**WHAT NEEDS TO BE DONE**
Keep only the lines of the listing that include the word "with", and copy them.

======== GIVEN RECORDS

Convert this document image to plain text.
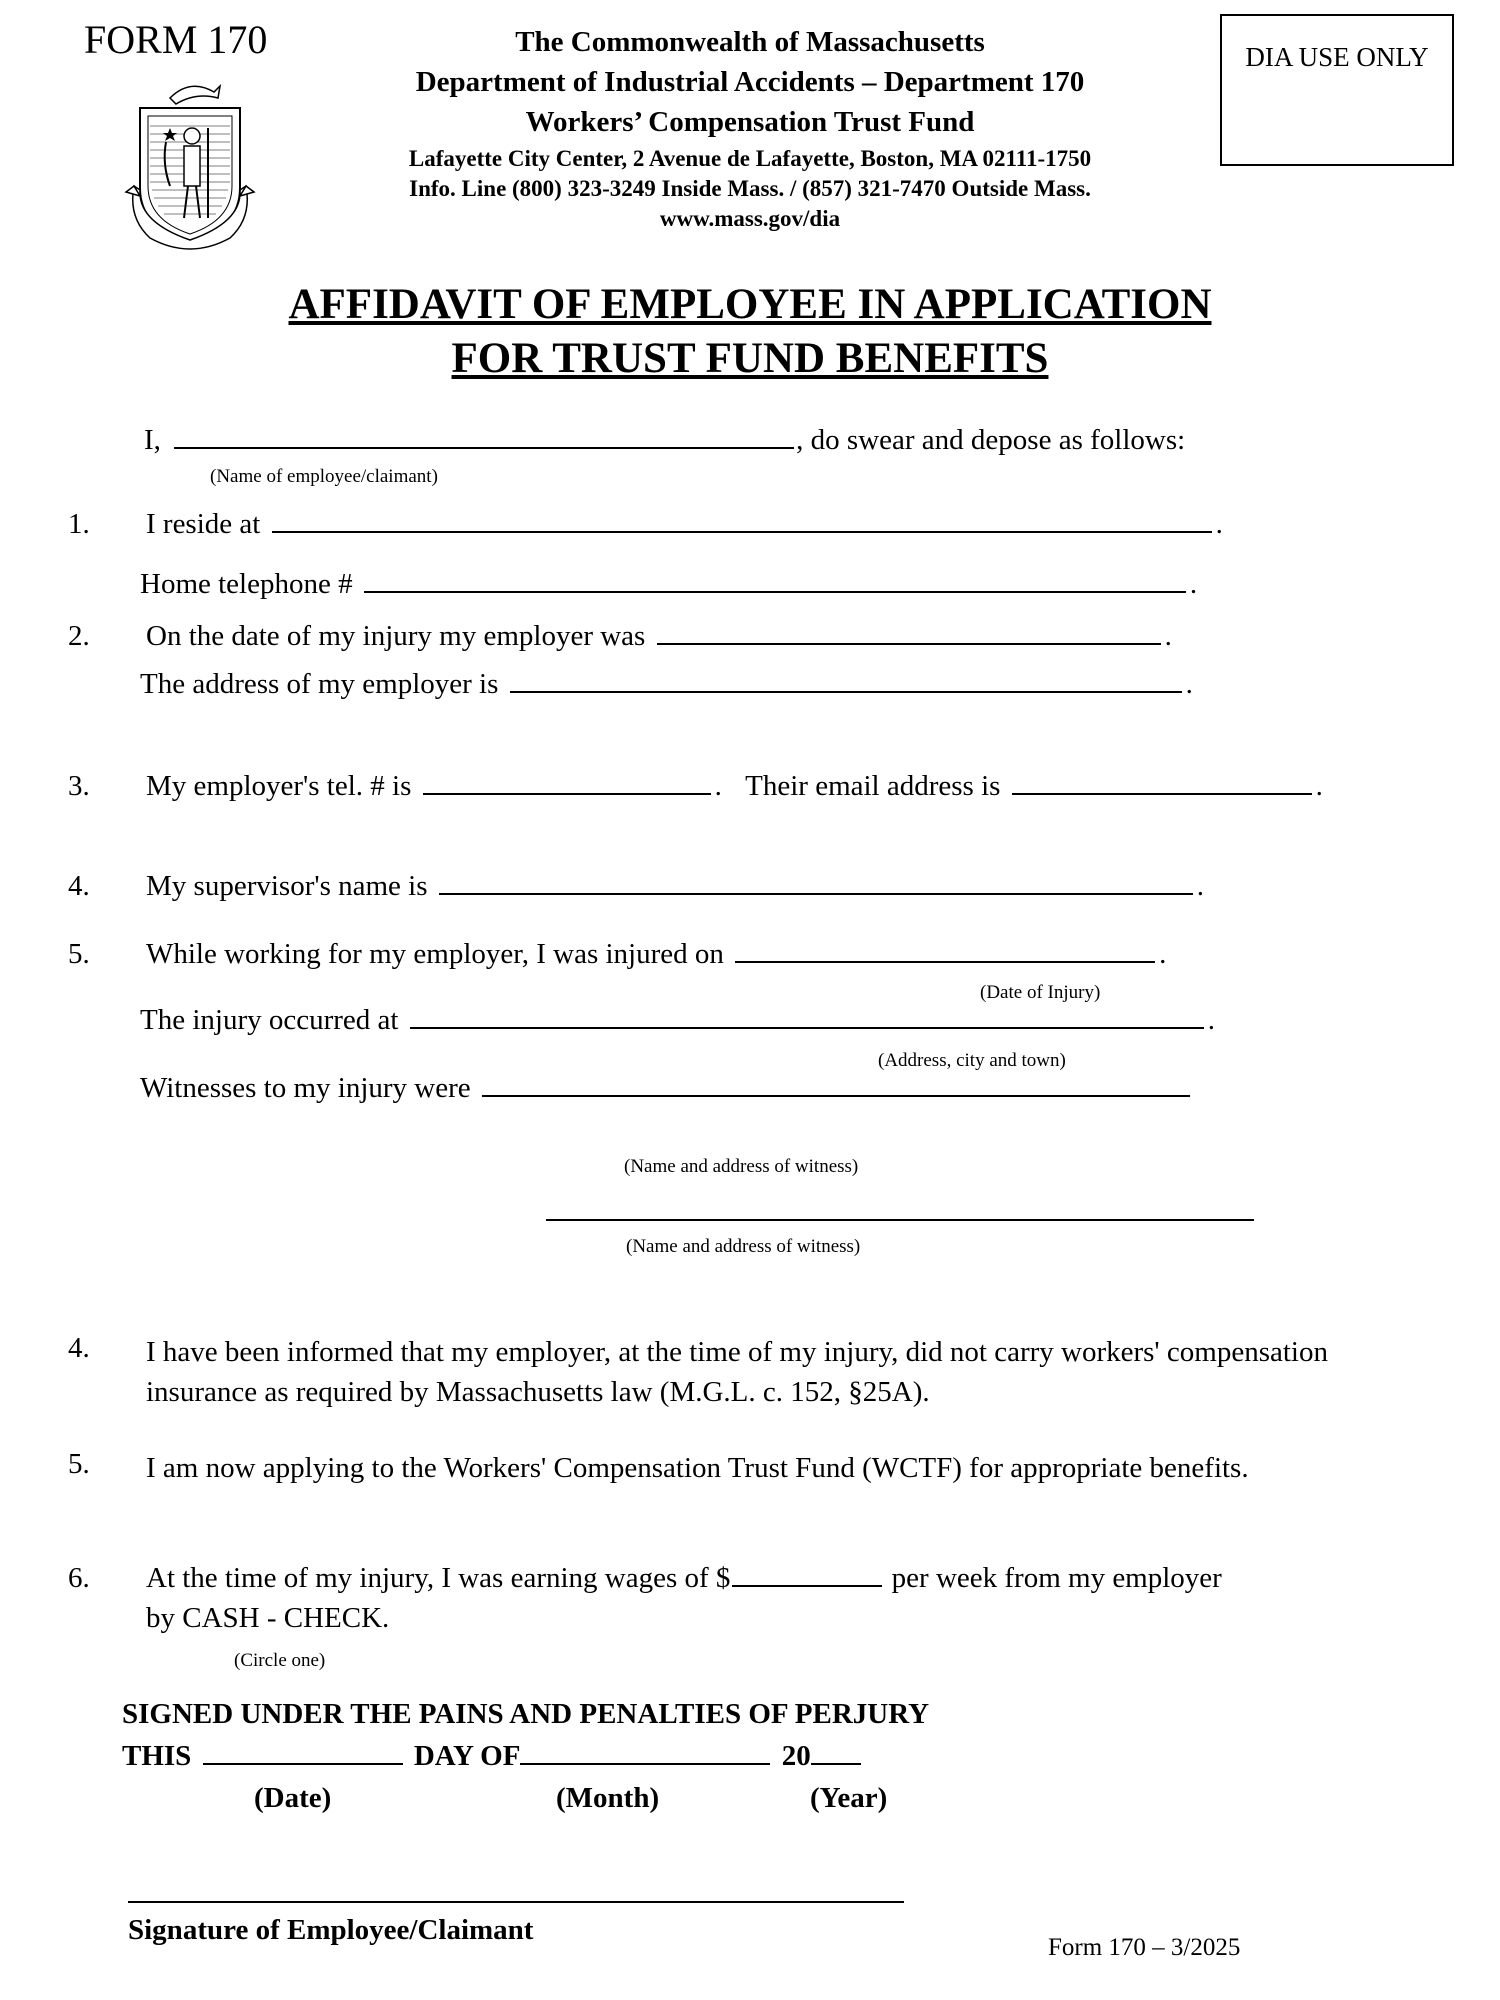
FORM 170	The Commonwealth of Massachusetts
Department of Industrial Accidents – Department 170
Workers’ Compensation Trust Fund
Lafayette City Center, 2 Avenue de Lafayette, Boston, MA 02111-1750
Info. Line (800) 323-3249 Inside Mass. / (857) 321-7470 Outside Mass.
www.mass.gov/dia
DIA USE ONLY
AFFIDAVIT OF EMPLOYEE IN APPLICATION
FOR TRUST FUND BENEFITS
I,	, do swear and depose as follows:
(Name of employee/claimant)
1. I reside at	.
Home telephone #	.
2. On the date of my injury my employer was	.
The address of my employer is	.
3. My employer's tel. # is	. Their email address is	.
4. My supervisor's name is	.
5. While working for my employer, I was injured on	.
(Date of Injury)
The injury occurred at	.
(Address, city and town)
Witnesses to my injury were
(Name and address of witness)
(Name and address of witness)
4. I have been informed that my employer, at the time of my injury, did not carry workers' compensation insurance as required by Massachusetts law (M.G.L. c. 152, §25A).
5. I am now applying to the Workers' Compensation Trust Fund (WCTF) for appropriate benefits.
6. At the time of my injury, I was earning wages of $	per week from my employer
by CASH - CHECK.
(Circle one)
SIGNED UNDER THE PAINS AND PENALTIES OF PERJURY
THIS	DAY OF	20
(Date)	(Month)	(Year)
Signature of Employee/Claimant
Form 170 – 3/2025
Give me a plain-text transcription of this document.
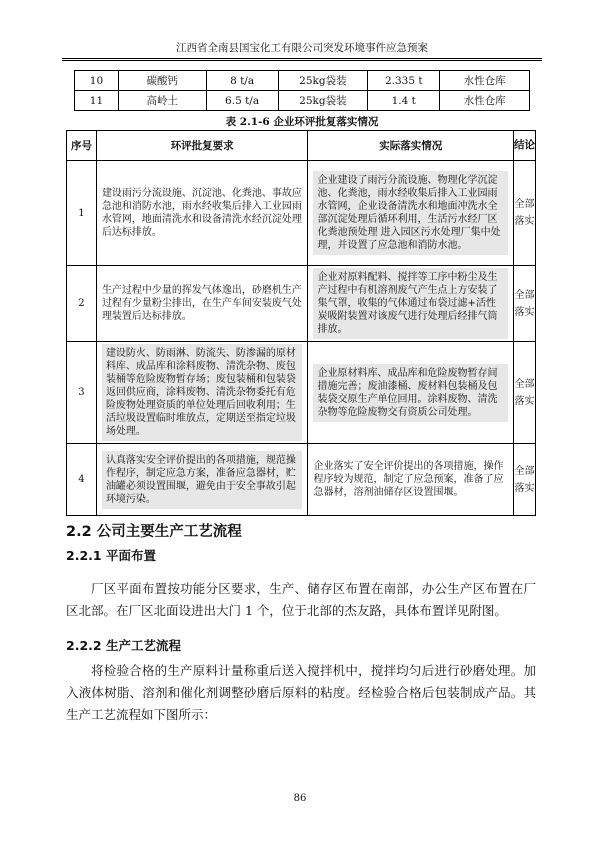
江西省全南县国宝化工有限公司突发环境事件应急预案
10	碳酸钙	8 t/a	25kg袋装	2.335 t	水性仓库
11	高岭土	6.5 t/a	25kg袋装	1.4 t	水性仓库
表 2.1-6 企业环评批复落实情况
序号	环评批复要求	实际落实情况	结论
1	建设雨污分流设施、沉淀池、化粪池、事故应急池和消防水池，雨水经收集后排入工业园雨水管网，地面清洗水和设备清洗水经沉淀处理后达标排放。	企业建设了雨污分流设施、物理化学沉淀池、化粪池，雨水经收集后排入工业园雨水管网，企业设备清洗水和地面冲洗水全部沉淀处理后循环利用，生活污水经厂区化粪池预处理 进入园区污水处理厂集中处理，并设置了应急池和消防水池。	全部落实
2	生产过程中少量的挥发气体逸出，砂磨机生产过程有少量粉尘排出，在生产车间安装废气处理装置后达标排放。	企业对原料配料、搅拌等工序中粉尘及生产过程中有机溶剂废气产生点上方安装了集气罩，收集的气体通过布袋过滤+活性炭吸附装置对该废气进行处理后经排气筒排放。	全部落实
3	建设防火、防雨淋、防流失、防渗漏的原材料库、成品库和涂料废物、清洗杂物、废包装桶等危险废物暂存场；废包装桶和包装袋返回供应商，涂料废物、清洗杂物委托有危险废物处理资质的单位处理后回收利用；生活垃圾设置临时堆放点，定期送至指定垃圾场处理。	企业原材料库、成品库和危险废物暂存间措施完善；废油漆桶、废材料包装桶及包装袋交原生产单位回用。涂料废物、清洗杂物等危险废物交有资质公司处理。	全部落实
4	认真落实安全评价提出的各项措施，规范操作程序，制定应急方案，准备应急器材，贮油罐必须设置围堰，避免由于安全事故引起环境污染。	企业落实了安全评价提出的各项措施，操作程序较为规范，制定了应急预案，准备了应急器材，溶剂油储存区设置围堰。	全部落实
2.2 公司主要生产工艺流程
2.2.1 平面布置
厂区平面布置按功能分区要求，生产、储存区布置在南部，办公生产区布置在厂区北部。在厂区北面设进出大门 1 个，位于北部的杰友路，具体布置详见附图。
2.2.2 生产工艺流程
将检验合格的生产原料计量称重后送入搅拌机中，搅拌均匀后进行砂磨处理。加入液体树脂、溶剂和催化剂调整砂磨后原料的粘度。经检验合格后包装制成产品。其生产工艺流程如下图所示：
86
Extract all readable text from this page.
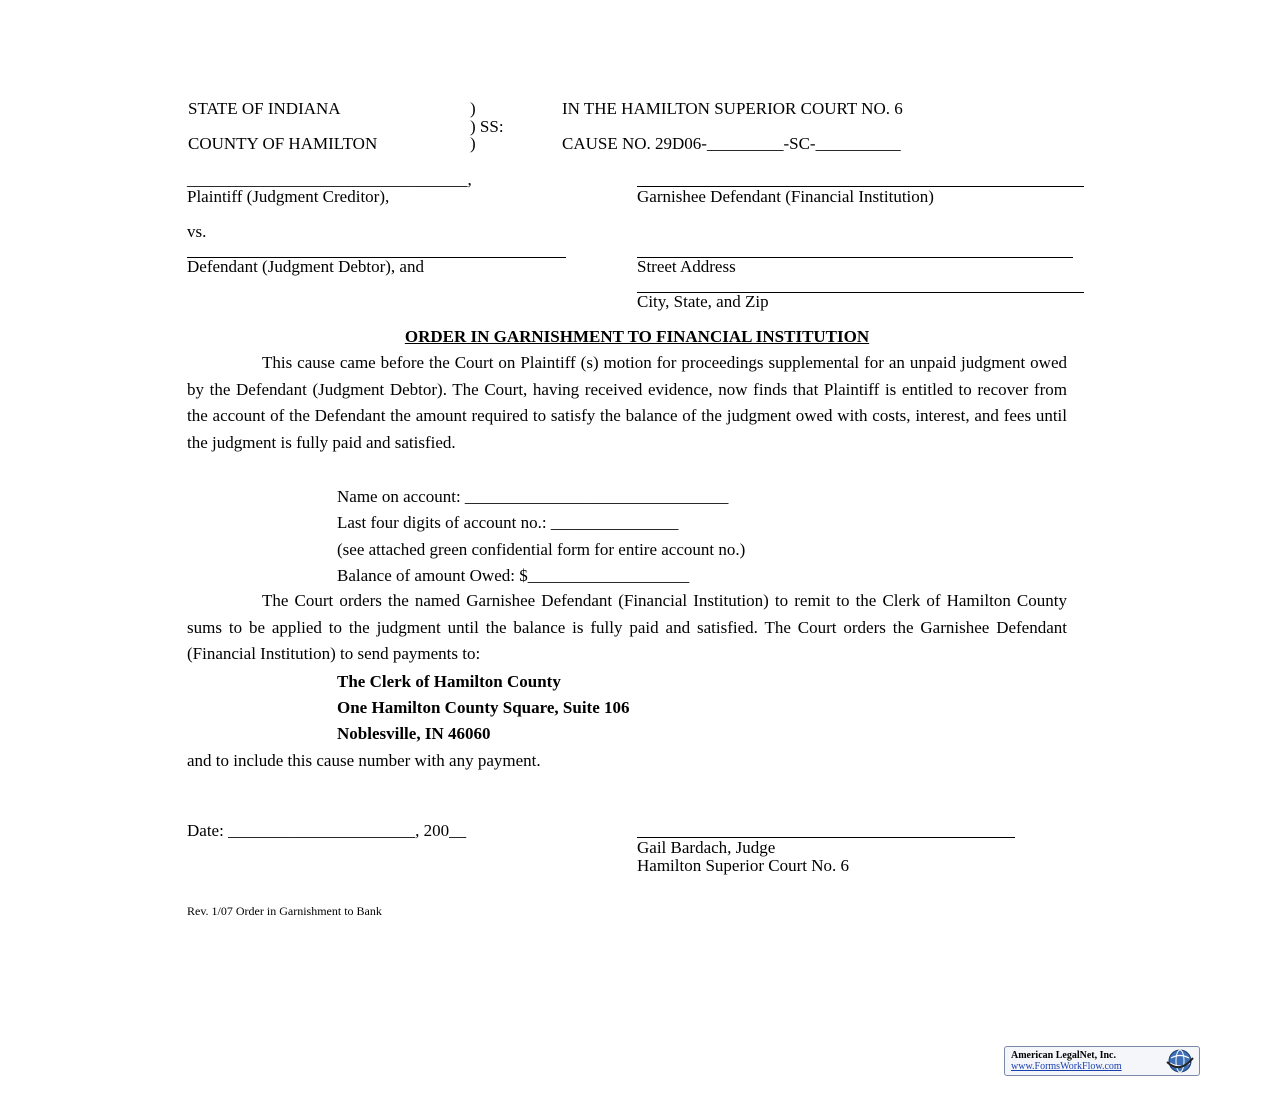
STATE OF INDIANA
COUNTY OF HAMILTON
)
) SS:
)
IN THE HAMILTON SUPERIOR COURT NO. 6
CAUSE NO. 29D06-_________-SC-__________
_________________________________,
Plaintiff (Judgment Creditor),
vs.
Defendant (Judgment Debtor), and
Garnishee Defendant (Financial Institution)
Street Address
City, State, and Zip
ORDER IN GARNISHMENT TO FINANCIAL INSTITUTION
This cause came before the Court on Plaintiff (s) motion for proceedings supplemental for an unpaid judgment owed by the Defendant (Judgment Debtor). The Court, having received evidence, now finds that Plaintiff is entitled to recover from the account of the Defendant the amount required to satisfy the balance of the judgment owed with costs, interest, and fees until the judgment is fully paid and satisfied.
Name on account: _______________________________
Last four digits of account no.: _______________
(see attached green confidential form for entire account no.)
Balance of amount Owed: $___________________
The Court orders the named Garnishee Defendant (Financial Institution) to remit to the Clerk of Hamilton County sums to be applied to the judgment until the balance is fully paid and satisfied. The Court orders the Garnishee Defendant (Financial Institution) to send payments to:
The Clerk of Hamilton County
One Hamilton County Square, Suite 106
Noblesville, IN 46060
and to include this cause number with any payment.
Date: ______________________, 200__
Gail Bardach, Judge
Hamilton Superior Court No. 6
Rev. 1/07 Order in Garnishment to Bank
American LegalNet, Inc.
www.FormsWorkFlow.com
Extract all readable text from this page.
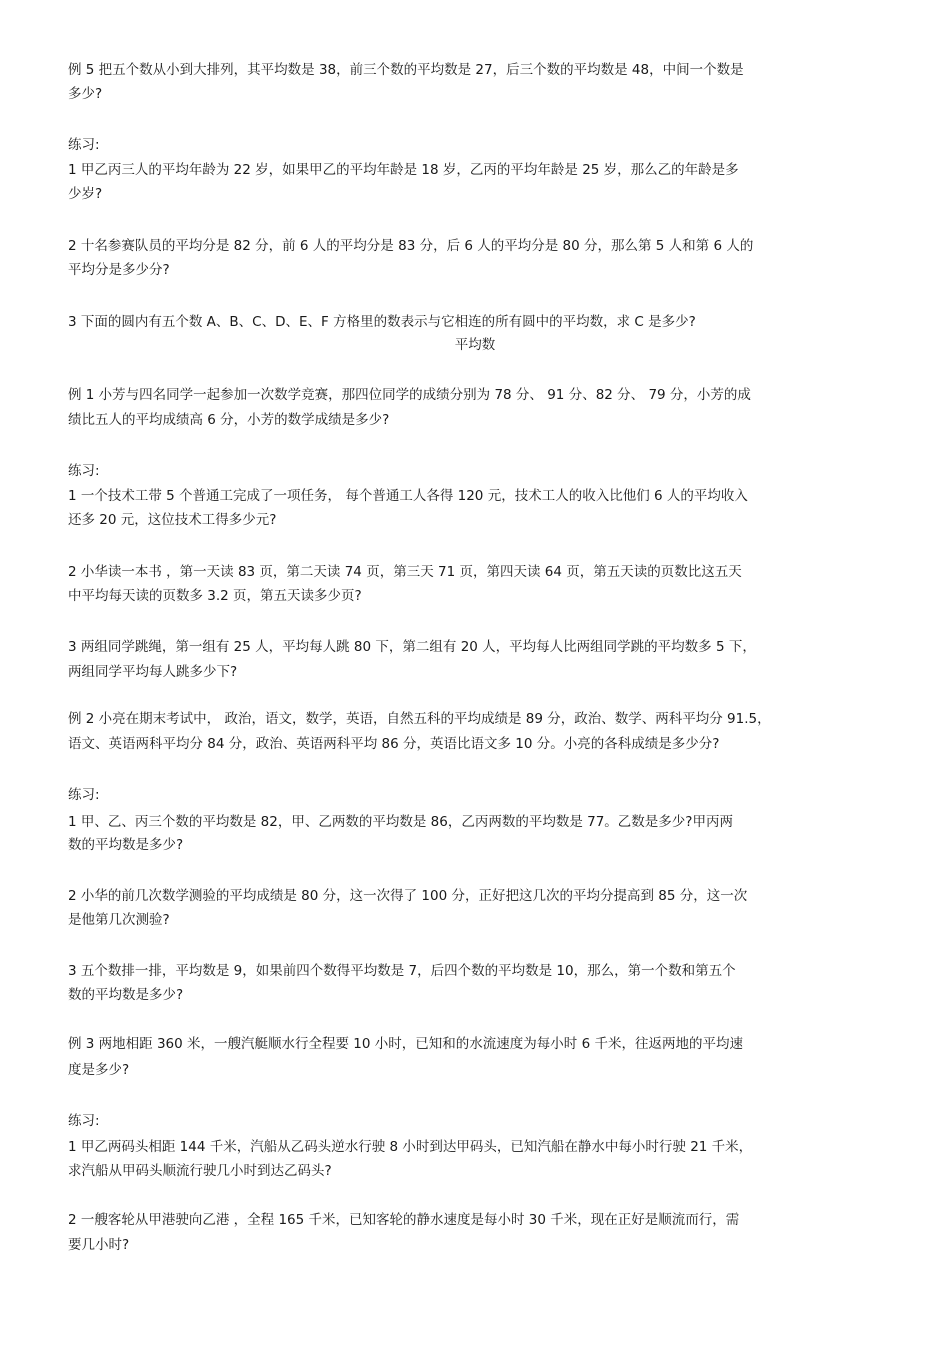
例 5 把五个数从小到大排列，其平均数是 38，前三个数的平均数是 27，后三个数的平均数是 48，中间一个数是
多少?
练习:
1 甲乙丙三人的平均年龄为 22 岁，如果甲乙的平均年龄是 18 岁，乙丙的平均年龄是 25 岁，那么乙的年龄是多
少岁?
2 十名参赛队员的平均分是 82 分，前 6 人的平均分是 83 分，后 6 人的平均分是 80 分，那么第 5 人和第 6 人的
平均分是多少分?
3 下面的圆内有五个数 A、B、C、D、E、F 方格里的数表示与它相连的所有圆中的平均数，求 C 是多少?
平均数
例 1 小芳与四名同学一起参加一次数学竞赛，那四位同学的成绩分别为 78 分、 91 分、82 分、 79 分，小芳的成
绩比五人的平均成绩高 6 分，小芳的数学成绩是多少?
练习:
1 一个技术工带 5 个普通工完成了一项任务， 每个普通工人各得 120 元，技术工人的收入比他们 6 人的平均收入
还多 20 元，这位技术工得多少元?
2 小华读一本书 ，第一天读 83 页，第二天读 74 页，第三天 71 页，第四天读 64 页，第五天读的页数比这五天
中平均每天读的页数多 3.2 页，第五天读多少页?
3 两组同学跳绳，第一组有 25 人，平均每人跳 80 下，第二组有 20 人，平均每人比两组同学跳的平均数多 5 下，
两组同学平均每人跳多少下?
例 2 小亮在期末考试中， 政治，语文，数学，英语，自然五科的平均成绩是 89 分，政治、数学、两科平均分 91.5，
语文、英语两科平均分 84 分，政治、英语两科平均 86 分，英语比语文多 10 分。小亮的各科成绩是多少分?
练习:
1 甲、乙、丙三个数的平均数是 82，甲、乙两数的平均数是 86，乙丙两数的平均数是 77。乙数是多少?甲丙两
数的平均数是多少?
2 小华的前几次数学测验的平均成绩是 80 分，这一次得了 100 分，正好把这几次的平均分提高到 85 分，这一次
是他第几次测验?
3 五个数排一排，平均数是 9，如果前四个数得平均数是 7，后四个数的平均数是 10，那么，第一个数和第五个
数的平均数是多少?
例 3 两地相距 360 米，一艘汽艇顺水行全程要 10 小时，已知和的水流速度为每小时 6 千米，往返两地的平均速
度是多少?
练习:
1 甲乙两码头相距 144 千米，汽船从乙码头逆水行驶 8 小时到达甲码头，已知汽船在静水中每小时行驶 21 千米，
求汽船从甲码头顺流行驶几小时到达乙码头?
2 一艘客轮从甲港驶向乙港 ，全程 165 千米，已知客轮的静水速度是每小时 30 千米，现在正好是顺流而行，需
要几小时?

================

**SOLUTION TO THE PROBLEM**
This cause came before the Court on Plaintiff (s) motion for proceedings supplemental for an unpaid judgment owed by the Defendant (Judgment Debtor). The Court, having received evidence, now finds that Plaintiff is entitled to recover from the account of the Defendant the amount required to satisfy the balance of the judgment owed with costs, interest, and fees until the judgment is fully paid and satisfied.
and to include this cause number with any payment.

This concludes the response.